A surprise discovery opened new research areas for scientists at the University of Queensland to investigate cognitive defects in humans
When neuroscientist Ramon Martinez-Marmol received a sample of mushroom to test on brain cells, he did not anticipate the results. “I was working in axonal growth [which are the thin fibres that connect nerve cells], and I had never seen this kind of effect before,” he remembers. “It was amazing.”
The sample contained extracts of Lion’s Mane mushroom (Hericium erinaceus), a fungus found throughout the northern hemisphere. Lion’s Mane, which looks like a collection of large white pom-poms with long threads, has long been used in Chinese and Korean medicine.
“One of my postdocs dug out a very ancient Chinese manuscript, which says that if you consume the mushroom, especially in soups, you’ll stay young for a long time,” says Frederic Meunier, a professor in the Queensland Brain Institute.
The mushroom does appear to have a significant impact on brain cells and could be vital in the fight against cognitive decline in ageing and dementia, such as Alzheimer’s disease. The number of people suffering from dementia continues to rise, affecting more than 51 million people in 2019. It is estimated that, by 2050, there will be 152 million people with Alzheimer’s disease and other dementia.
While dementia is considered an age-related disease, it is not an inevitable part of ageing. It is caused by damage or loss to nerve cells, also known as neurons, and their connections in the brain.

> Data provided
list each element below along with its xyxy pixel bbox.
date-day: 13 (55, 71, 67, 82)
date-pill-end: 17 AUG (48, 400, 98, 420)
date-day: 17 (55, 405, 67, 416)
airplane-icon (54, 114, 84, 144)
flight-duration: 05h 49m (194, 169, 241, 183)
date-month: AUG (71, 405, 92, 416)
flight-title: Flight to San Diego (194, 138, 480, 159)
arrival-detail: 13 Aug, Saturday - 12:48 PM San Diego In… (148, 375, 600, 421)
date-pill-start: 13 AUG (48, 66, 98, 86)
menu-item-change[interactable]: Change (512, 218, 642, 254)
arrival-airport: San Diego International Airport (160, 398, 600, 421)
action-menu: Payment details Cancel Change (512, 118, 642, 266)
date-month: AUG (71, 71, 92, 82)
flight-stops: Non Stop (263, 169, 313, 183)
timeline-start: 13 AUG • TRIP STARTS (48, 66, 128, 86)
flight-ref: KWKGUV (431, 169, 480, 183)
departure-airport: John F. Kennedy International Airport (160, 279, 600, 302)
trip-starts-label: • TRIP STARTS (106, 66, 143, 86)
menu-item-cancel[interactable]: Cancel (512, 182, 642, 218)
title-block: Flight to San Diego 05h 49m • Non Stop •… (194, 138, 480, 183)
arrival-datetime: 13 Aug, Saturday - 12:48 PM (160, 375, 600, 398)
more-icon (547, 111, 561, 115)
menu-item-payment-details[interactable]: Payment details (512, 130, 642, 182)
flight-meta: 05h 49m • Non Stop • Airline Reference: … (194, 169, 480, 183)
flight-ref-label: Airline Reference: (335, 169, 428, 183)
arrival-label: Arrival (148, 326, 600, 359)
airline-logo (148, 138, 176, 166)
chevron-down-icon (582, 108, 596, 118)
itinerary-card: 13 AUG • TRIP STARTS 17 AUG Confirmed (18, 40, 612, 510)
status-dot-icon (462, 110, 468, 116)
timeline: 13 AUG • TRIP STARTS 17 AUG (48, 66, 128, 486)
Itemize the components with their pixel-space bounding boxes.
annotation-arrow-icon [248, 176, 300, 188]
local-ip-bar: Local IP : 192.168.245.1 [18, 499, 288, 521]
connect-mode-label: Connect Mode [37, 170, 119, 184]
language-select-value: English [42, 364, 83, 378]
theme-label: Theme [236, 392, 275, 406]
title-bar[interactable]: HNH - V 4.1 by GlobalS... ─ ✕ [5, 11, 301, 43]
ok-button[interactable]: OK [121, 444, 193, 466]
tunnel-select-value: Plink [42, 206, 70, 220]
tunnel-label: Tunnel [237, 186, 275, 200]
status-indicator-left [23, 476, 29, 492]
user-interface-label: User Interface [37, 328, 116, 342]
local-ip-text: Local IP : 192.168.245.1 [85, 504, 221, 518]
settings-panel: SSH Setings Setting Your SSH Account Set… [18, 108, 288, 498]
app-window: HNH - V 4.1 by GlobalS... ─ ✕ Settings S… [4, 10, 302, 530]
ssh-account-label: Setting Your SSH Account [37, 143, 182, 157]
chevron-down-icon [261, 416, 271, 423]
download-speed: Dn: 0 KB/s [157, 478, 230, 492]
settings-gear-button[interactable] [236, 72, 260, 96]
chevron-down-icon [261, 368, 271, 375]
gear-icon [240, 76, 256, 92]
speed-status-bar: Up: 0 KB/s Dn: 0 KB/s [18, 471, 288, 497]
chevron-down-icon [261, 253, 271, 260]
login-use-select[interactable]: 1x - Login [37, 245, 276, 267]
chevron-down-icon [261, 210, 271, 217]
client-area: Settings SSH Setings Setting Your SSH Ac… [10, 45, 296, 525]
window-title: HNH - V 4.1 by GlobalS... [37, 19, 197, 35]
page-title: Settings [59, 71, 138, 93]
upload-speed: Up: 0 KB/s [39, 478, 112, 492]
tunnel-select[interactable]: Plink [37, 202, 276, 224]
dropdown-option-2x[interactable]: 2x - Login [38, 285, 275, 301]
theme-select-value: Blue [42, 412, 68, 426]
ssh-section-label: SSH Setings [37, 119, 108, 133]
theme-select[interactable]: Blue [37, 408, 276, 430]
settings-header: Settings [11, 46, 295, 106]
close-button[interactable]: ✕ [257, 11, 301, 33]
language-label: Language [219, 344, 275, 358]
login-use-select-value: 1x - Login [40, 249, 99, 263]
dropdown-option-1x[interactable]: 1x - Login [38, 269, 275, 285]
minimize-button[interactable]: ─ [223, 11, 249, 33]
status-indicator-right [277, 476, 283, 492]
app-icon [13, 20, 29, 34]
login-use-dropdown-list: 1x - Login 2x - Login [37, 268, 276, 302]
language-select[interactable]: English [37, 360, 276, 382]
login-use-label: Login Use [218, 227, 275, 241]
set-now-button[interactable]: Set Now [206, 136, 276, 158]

> Exercises to complete
1: Write out the Lion's Mane article, starting at "While dementia is" and ending at "in the brain.", substituting "neural cells" for "nerve cells".
2: Continue the Lion's Mane article from the point where it stops.
These lines come from a separate source.

> Numbered responses
1:
While dementia is considered an age-related disease, it is not an inevitable part of ageing. It is caused by damage or loss to neural cells, also known as neurons, and their connections in the brain.

2:
“In the last 15 years, we couldn’t find anything that would help with dementia,” says Meunier. Scientists identified molecules that could promote nerve growth, but these molecules, known as peptides, could not cross the brain. “What we really want, and which we hadn’t found until now, is a molecule that can cross the brain barrier and stimulate your own nerve growth factors,” he says. “And Lion’s Mane mushroom-identified molecules have the power to stimulate this activity in the brain.”
In collaboration with Gachon University, Chungbuk National University and Korean company CNGBio, which supplied the mushroom extracts, Meunier and colleagues identified new active compounds from the mushroom. Their findings were published in the Journal of Neurochemistry.
By identifying the active compounds, researchers could tailor a drug to promote neural growth and treat dementia, reducing the dose required and making it more effective. When feeding mice refined extracts compared with crude Lion’s Mane samples, researchers found that the mice required a significantly lower dose to achieve the same results.
“If you use our identified molecules, the concentration was five micrograms per kilogram, whereas the crude extract was 250 milligrams per kilo – that’s almost two orders of magnitude better,” says Meunier. “If you want to reach the level where it becomes a drug, that will have to be even less. That’s going to come down to rational chemistry design” and designing more potent molecules that mimic the mushroom’s effects.
The University of Queensland is collaborating on this research with several companies, including Unearthed Medicinals in Australia and CNGBio, testing whether their Lion’s Mane products contain the right active molecules. “It’s now a race to find the molecules that are going to be useful” and design their pharmaceutical analogues, Meunier says.
However, within Queensland Brain Institute, researchers are trying to understand how and by which mechanisms the Lion’s Mane molecules are working. Understanding the human brain – both when it is healthy and ill – is not a simple task. “As scientists, we do not yet have biomarkers for cognitive defects,” Meunier says. “That’s what’s really driving our research efforts at the moment.”
While some people start to experience cognitive decline as they age, “there are others, who are 70, 80, 90 [years old], who can memorise anything”, he says. By comparing those who experience cognitive decline and those who don’t, he aims to find biological markers and investigate what happens when brain cells from these people – grown from skin-derived stem cells – are treated with Lion’s Mane-derived molecules.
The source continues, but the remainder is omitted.